SHORT TASK ->
Every entry must be copied word for word.

GIVEN ENTRIES ->
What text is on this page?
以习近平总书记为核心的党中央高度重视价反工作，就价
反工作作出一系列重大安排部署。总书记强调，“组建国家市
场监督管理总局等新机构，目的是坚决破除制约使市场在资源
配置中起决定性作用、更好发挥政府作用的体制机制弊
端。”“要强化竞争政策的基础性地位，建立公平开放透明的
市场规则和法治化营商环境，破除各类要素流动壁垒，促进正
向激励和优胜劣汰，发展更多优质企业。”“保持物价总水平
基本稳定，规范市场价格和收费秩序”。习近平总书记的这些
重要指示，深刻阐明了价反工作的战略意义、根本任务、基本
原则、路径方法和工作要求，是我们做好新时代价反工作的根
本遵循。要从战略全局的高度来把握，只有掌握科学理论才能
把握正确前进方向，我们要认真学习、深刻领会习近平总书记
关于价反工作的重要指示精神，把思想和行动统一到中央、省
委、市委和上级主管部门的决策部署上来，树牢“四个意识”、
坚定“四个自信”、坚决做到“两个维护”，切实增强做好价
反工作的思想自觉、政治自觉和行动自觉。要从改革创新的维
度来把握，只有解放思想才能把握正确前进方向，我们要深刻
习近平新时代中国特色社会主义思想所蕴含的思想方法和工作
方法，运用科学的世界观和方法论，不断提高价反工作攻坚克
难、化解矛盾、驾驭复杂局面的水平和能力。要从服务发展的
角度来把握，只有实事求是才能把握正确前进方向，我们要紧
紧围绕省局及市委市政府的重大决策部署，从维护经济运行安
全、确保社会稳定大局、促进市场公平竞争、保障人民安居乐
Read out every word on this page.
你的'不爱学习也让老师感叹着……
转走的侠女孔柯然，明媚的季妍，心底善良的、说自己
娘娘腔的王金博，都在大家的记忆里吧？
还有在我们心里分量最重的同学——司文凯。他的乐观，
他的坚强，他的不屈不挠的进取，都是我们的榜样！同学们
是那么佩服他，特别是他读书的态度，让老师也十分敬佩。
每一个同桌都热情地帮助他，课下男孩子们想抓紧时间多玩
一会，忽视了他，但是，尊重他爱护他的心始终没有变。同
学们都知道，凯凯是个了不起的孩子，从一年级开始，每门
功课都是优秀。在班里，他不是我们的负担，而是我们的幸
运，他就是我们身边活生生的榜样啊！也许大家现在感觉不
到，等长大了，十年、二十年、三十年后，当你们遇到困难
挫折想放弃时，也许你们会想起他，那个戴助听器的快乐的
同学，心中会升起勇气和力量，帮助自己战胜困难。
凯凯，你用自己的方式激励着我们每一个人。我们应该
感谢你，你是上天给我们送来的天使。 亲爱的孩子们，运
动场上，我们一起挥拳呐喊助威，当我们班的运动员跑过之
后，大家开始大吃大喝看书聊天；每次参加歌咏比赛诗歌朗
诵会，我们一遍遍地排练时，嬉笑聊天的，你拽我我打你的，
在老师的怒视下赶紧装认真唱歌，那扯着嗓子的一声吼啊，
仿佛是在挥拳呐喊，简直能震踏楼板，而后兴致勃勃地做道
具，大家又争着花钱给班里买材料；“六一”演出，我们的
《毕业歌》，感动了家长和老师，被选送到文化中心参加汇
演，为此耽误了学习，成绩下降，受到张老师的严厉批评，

EXERCISE RESULT ->
What text is on this page?
以习近平总书记为核心的党中央高度重视价反工作，就价
反工作作出一系列重大安排部署。总书记强调，“组建国家市
场监督管理总局等新机构，目的是坚决破除制约使市场在资源
配置中起决定性作用、更好发挥政府作用的体制机制弊
端。”“要强化竞争政策的基础性地位，建立公平开放透明的
市场规则和法治化营商环境，破除各类要素流动壁垒，促进正
向激励和优胜劣汰，发展更多优质企业。”“保持物价总水平
基本稳定，规范市场价格和收费秩序”。习近平总书记的这些
重要指示，深刻阐明了价反工作的战略意义、根本任务、基本
原则、路径方法和工作要求，是我们做好新时代价反工作的根
本遵循。要从战略全局的高度来把握，只有掌握科学理论才能
把握正确前进方向，我们要认真学习、深刻领会习近平总书记
关于价反工作的重要指示精神，把思想和行动统一到中央、省
委、市委和上级主管部门的决策部署上来，树牢“四个意识”、
坚定“四个自信”、坚决做到“两个维护”，切实增强做好价
反工作的思想自觉、政治自觉和行动自觉。要从改革创新的维
度来把握，只有解放思想才能把握正确前进方向，我们要深刻
习近平新时代中国特色社会主义思想所蕴含的思想方法和工作
方法，运用科学的世界观和方法论，不断提高价反工作攻坚克
难、化解矛盾、驾驭复杂局面的水平和能力。要从服务发展的
角度来把握，只有实事求是才能把握正确前进方向，我们要紧
紧围绕省局及市委市政府的重大决策部署，从维护经济运行安
全、确保社会稳定大局、促进市场公平竞争、保障人民安居乐
Read out every word on this page.
你的'不爱学习也让老师感叹着……
转走的侠女孔柯然，明媚的季妍，心底善良的、说自己
娘娘腔的王金博，都在大家的记忆里吧？
还有在我们心里分量最重的同学——司文凯。他的乐观，
他的坚强，他的不屈不挠的进取，都是我们的榜样！同学们
是那么佩服他，特别是他读书的态度，让老师也十分敬佩。
每一个同桌都热情地帮助他，课下男孩子们想抓紧时间多玩
一会，忽视了他，但是，尊重他爱护他的心始终没有变。同
学们都知道，凯凯是个了不起的孩子，从一年级开始，每门
功课都是优秀。在班里，他不是我们的负担，而是我们的幸
运，他就是我们身边活生生的榜样啊！也许大家现在感觉不
到，等长大了，十年、二十年、三十年后，当你们遇到困难
挫折想放弃时，也许你们会想起他，那个戴助听器的快乐的
同学，心中会升起勇气和力量，帮助自己战胜困难。
凯凯，你用自己的方式激励着我们每一个人。我们应该
感谢你，你是上天给我们送来的天使。 亲爱的孩子们，运
动场上，我们一起挥拳呐喊助威，当我们班的运动员跑过之
后，大家开始大吃大喝看书聊天；每次参加歌咏比赛诗歌朗
诵会，我们一遍遍地排练时，嬉笑聊天的，你拽我我打你的，
在老师的怒视下赶紧装认真唱歌，那扯着嗓子的一声吼啊，
仿佛是在挥拳呐喊，简直能震踏楼板，而后兴致勃勃地做道
具，大家又争着花钱给班里买材料；“六一”演出，我们的
《毕业歌》，感动了家长和老师，被选送到文化中心参加汇
演，为此耽误了学习，成绩下降，受到张老师的严厉批评，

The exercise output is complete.